■ **Objective**
The records are to be restated in their entirety, word for word.

■ **Data shown**
################
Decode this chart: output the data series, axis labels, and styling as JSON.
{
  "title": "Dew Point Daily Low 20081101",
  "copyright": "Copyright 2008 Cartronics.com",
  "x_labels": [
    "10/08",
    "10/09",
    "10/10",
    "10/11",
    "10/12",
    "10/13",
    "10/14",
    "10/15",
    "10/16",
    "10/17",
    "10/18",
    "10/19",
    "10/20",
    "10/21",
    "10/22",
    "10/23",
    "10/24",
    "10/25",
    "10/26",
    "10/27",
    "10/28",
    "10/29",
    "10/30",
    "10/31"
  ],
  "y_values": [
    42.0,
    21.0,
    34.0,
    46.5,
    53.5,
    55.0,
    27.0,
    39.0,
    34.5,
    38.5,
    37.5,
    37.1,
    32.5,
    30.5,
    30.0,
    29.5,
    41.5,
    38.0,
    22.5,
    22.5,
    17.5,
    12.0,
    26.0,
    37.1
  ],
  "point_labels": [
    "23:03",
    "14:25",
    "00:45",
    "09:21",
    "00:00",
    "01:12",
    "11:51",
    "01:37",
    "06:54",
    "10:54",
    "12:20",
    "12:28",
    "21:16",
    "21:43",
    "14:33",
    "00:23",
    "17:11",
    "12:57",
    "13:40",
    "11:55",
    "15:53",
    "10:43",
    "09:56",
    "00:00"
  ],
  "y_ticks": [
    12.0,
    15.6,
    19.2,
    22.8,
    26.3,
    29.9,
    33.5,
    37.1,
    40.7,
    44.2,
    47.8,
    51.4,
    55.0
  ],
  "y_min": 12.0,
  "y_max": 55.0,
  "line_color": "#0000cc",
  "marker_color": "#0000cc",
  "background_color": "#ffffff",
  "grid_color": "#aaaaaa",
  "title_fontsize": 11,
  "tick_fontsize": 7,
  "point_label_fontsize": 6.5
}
################
■ **Expected answer**
Decode this chart: output the data series, axis labels, and styling as JSON.
{
  "title": "Dew Point Daily Low 20081101",
  "copyright": "Copyright 2008 Cartronics.com",
  "x_labels": [
    "10/08",
    "10/09",
    "10/10",
    "10/11",
    "10/12",
    "10/13",
    "10/14",
    "10/15",
    "10/16",
    "10/17",
    "10/18",
    "10/19",
    "10/20",
    "10/21",
    "10/22",
    "10/23",
    "10/24",
    "10/25",
    "10/26",
    "10/27",
    "10/28",
    "10/29",
    "10/30",
    "10/31"
  ],
  "y_values": [
    42.0,
    21.0,
    34.0,
    46.5,
    53.5,
    55.0,
    27.0,
    39.0,
    34.5,
    38.5,
    37.5,
    37.1,
    32.5,
    30.5,
    30.0,
    29.5,
    41.5,
    38.0,
    22.5,
    22.5,
    17.5,
    12.0,
    26.0,
    37.1
  ],
  "point_labels": [
    "23:03",
    "14:25",
    "00:45",
    "09:21",
    "00:00",
    "01:12",
    "11:51",
    "01:37",
    "06:54",
    "10:54",
    "12:20",
    "12:28",
    "21:16",
    "21:43",
    "14:33",
    "00:23",
    "17:11",
    "12:57",
    "13:40",
    "11:55",
    "15:53",
    "10:43",
    "09:56",
    "00:00"
  ],
  "y_ticks": [
    12.0,
    15.6,
    19.2,
    22.8,
    26.3,
    29.9,
    33.5,
    37.1,
    40.7,
    44.2,
    47.8,
    51.4,
    55.0
  ],
  "y_min": 12.0,
  "y_max": 55.0,
  "line_color": "#0000cc",
  "marker_color": "#0000cc",
  "background_color": "#ffffff",
  "grid_color": "#aaaaaa",
  "title_fontsize": 11,
  "tick_fontsize": 7,
  "point_label_fontsize": 6.5
}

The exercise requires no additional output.